Do any lines in the data below contain "desc"? If so, copy every one of them.

Stored entries:

══════

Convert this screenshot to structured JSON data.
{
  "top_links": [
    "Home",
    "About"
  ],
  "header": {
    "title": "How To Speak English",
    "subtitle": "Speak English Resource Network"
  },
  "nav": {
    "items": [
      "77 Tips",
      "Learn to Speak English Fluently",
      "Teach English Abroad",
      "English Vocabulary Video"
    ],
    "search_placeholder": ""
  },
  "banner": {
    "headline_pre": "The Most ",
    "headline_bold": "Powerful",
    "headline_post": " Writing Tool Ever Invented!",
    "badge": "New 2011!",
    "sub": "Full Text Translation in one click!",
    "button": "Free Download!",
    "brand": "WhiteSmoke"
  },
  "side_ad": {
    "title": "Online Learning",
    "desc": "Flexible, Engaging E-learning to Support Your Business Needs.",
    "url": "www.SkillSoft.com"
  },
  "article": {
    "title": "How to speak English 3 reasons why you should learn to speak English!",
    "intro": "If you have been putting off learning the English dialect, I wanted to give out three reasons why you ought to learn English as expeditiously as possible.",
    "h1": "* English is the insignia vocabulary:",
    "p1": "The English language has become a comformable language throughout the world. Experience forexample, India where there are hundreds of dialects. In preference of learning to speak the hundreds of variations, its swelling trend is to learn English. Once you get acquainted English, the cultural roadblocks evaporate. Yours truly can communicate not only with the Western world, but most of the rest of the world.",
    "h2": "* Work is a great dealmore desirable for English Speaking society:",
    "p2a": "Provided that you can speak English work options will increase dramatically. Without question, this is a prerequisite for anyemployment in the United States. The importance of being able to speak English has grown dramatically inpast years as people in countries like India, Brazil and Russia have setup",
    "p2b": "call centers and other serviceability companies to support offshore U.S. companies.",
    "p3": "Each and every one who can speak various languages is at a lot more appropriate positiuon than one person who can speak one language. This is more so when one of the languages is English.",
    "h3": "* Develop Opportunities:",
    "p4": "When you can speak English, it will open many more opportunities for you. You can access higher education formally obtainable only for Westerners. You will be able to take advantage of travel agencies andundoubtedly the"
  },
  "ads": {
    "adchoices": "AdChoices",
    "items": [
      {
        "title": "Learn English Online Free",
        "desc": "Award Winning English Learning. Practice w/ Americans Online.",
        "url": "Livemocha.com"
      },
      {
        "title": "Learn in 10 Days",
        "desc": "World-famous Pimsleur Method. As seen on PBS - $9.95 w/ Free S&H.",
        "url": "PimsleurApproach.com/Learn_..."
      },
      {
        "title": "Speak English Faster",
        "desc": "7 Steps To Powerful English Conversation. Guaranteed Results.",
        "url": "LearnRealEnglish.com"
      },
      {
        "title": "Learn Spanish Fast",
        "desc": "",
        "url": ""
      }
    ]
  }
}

══════

THE RESPONSE
    "desc": "Flexible, Engaging E-learning to Support Your Business Needs.",
        "desc": "Award Winning English Learning. Practice w/ Americans Online.",
        "desc": "World-famous Pimsleur Method. As seen on PBS - $9.95 w/ Free S&H.",
        "desc": "7 Steps To Powerful English Conversation. Guaranteed Results.",
        "desc": "",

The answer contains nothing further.